▶ _Problem_
Check each line of the records below and collect those that include the word "ylabel".

start Working data

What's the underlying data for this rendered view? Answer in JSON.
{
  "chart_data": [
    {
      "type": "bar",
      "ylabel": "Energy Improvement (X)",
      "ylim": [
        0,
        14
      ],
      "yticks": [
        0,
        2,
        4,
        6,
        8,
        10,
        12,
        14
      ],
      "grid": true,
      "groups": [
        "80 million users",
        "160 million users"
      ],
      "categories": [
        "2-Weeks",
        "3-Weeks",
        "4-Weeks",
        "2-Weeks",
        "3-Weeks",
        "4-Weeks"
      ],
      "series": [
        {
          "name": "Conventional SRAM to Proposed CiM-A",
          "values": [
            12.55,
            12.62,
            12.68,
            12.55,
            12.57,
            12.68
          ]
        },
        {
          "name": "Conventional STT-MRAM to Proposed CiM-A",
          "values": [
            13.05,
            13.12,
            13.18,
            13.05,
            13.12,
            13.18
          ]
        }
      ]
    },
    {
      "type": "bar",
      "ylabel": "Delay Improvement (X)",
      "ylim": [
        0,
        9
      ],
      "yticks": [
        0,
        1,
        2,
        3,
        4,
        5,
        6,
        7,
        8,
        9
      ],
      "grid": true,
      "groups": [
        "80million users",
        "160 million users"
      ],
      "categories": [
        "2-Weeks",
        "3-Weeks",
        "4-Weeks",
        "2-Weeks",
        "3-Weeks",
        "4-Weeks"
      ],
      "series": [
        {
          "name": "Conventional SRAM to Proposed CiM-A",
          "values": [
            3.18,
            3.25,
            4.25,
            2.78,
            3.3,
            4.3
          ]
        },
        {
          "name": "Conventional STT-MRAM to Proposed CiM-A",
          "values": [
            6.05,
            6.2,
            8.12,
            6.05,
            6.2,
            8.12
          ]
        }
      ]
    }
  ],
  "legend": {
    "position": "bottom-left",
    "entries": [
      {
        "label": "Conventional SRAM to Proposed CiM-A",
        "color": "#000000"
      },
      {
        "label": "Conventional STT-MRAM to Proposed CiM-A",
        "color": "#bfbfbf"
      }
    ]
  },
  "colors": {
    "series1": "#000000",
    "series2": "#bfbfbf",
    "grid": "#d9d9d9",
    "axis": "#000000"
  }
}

end Working data

▶ _Full solution_
      "ylabel": "Energy Improvement (X)",
      "ylabel": "Delay Improvement (X)",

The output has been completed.